Directions for this task:
Write out every record below exactly as it appears.

Record extracts:
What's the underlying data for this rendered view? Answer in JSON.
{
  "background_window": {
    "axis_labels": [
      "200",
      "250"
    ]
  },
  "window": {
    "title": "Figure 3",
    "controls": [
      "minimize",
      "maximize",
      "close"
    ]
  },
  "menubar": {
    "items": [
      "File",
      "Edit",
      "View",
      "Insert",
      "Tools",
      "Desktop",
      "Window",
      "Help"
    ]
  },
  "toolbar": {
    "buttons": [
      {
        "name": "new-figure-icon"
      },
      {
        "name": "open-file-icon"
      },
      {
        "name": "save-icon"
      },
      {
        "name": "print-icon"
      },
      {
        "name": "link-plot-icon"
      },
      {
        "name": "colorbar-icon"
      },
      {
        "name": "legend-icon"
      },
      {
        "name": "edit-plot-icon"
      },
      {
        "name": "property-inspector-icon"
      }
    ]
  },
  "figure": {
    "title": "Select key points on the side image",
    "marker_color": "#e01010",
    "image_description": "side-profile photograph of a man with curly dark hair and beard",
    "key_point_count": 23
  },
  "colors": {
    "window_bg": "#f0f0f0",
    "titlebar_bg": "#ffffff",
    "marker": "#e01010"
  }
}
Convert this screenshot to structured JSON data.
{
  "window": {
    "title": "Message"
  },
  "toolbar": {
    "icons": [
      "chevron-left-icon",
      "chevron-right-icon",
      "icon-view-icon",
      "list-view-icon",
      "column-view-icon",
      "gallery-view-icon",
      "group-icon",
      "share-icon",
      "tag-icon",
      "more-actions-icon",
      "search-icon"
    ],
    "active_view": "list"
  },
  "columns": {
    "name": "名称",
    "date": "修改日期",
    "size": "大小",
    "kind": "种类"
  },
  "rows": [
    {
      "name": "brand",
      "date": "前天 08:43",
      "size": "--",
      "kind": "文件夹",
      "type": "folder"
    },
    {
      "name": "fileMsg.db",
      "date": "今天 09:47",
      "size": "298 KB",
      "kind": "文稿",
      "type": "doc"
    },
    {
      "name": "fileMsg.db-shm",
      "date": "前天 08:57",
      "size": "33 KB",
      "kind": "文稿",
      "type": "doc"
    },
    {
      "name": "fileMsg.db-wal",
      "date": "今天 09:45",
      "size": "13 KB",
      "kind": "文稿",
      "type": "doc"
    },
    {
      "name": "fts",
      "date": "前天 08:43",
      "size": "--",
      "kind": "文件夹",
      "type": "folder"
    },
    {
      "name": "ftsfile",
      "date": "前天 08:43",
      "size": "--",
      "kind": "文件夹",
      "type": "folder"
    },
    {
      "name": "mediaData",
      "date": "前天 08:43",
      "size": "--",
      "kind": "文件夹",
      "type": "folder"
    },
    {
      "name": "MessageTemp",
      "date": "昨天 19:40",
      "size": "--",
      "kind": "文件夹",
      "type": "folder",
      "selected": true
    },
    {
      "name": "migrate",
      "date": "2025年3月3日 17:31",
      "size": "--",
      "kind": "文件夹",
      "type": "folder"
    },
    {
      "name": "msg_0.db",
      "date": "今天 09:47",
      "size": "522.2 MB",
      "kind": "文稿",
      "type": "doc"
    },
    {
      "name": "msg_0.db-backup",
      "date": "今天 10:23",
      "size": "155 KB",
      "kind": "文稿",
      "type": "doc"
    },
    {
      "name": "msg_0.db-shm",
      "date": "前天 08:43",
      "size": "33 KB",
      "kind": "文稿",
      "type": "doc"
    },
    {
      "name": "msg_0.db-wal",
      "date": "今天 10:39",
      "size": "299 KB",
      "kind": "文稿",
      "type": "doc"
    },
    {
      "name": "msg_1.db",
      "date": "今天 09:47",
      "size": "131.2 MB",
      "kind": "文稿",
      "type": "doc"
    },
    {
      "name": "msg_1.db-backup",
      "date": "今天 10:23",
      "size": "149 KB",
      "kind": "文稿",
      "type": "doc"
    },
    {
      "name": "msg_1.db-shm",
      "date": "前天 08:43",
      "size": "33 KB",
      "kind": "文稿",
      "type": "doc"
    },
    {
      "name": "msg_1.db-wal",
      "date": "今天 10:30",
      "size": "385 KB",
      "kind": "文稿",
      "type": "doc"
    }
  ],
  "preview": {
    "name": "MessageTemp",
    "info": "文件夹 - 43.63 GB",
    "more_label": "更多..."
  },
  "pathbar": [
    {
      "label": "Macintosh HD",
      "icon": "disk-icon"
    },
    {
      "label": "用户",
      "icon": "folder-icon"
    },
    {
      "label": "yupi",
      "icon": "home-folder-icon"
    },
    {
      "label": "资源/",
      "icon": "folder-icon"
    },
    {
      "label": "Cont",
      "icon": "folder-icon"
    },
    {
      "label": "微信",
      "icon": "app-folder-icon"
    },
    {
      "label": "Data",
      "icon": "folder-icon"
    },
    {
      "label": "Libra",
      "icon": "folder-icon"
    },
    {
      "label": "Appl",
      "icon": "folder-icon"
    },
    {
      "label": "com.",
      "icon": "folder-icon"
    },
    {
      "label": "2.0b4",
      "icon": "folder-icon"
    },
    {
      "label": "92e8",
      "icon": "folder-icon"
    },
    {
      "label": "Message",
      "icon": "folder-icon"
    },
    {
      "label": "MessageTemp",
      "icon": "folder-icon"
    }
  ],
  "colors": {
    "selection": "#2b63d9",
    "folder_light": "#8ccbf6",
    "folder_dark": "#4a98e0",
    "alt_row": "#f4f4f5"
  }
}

Exercise result:
What's the underlying data for this rendered view? Answer in JSON.
{
  "background_window": {
    "axis_labels": [
      "200",
      "250"
    ]
  },
  "window": {
    "title": "Figure 3",
    "controls": [
      "minimize",
      "maximize",
      "close"
    ]
  },
  "menubar": {
    "items": [
      "File",
      "Edit",
      "View",
      "Insert",
      "Tools",
      "Desktop",
      "Window",
      "Help"
    ]
  },
  "toolbar": {
    "buttons": [
      {
        "name": "new-figure-icon"
      },
      {
        "name": "open-file-icon"
      },
      {
        "name": "save-icon"
      },
      {
        "name": "print-icon"
      },
      {
        "name": "link-plot-icon"
      },
      {
        "name": "colorbar-icon"
      },
      {
        "name": "legend-icon"
      },
      {
        "name": "edit-plot-icon"
      },
      {
        "name": "property-inspector-icon"
      }
    ]
  },
  "figure": {
    "title": "Select key points on the side image",
    "marker_color": "#e01010",
    "image_description": "side-profile photograph of a man with curly dark hair and beard",
    "key_point_count": 23
  },
  "colors": {
    "window_bg": "#f0f0f0",
    "titlebar_bg": "#ffffff",
    "marker": "#e01010"
  }
}
Convert this screenshot to structured JSON data.
{
  "window": {
    "title": "Message"
  },
  "toolbar": {
    "icons": [
      "chevron-left-icon",
      "chevron-right-icon",
      "icon-view-icon",
      "list-view-icon",
      "column-view-icon",
      "gallery-view-icon",
      "group-icon",
      "share-icon",
      "tag-icon",
      "more-actions-icon",
      "search-icon"
    ],
    "active_view": "list"
  },
  "columns": {
    "name": "名称",
    "date": "修改日期",
    "size": "大小",
    "kind": "种类"
  },
  "rows": [
    {
      "name": "brand",
      "date": "前天 08:43",
      "size": "--",
      "kind": "文件夹",
      "type": "folder"
    },
    {
      "name": "fileMsg.db",
      "date": "今天 09:47",
      "size": "298 KB",
      "kind": "文稿",
      "type": "doc"
    },
    {
      "name": "fileMsg.db-shm",
      "date": "前天 08:57",
      "size": "33 KB",
      "kind": "文稿",
      "type": "doc"
    },
    {
      "name": "fileMsg.db-wal",
      "date": "今天 09:45",
      "size": "13 KB",
      "kind": "文稿",
      "type": "doc"
    },
    {
      "name": "fts",
      "date": "前天 08:43",
      "size": "--",
      "kind": "文件夹",
      "type": "folder"
    },
    {
      "name": "ftsfile",
      "date": "前天 08:43",
      "size": "--",
      "kind": "文件夹",
      "type": "folder"
    },
    {
      "name": "mediaData",
      "date": "前天 08:43",
      "size": "--",
      "kind": "文件夹",
      "type": "folder"
    },
    {
      "name": "MessageTemp",
      "date": "昨天 19:40",
      "size": "--",
      "kind": "文件夹",
      "type": "folder",
      "selected": true
    },
    {
      "name": "migrate",
      "date": "2025年3月3日 17:31",
      "size": "--",
      "kind": "文件夹",
      "type": "folder"
    },
    {
      "name": "msg_0.db",
      "date": "今天 09:47",
      "size": "522.2 MB",
      "kind": "文稿",
      "type": "doc"
    },
    {
      "name": "msg_0.db-backup",
      "date": "今天 10:23",
      "size": "155 KB",
      "kind": "文稿",
      "type": "doc"
    },
    {
      "name": "msg_0.db-shm",
      "date": "前天 08:43",
      "size": "33 KB",
      "kind": "文稿",
      "type": "doc"
    },
    {
      "name": "msg_0.db-wal",
      "date": "今天 10:39",
      "size": "299 KB",
      "kind": "文稿",
      "type": "doc"
    },
    {
      "name": "msg_1.db",
      "date": "今天 09:47",
      "size": "131.2 MB",
      "kind": "文稿",
      "type": "doc"
    },
    {
      "name": "msg_1.db-backup",
      "date": "今天 10:23",
      "size": "149 KB",
      "kind": "文稿",
      "type": "doc"
    },
    {
      "name": "msg_1.db-shm",
      "date": "前天 08:43",
      "size": "33 KB",
      "kind": "文稿",
      "type": "doc"
    },
    {
      "name": "msg_1.db-wal",
      "date": "今天 10:30",
      "size": "385 KB",
      "kind": "文稿",
      "type": "doc"
    }
  ],
  "preview": {
    "name": "MessageTemp",
    "info": "文件夹 - 43.63 GB",
    "more_label": "更多..."
  },
  "pathbar": [
    {
      "label": "Macintosh HD",
      "icon": "disk-icon"
    },
    {
      "label": "用户",
      "icon": "folder-icon"
    },
    {
      "label": "yupi",
      "icon": "home-folder-icon"
    },
    {
      "label": "资源/",
      "icon": "folder-icon"
    },
    {
      "label": "Cont",
      "icon": "folder-icon"
    },
    {
      "label": "微信",
      "icon": "app-folder-icon"
    },
    {
      "label": "Data",
      "icon": "folder-icon"
    },
    {
      "label": "Libra",
      "icon": "folder-icon"
    },
    {
      "label": "Appl",
      "icon": "folder-icon"
    },
    {
      "label": "com.",
      "icon": "folder-icon"
    },
    {
      "label": "2.0b4",
      "icon": "folder-icon"
    },
    {
      "label": "92e8",
      "icon": "folder-icon"
    },
    {
      "label": "Message",
      "icon": "folder-icon"
    },
    {
      "label": "MessageTemp",
      "icon": "folder-icon"
    }
  ],
  "colors": {
    "selection": "#2b63d9",
    "folder_light": "#8ccbf6",
    "folder_dark": "#4a98e0",
    "alt_row": "#f4f4f5"
  }
}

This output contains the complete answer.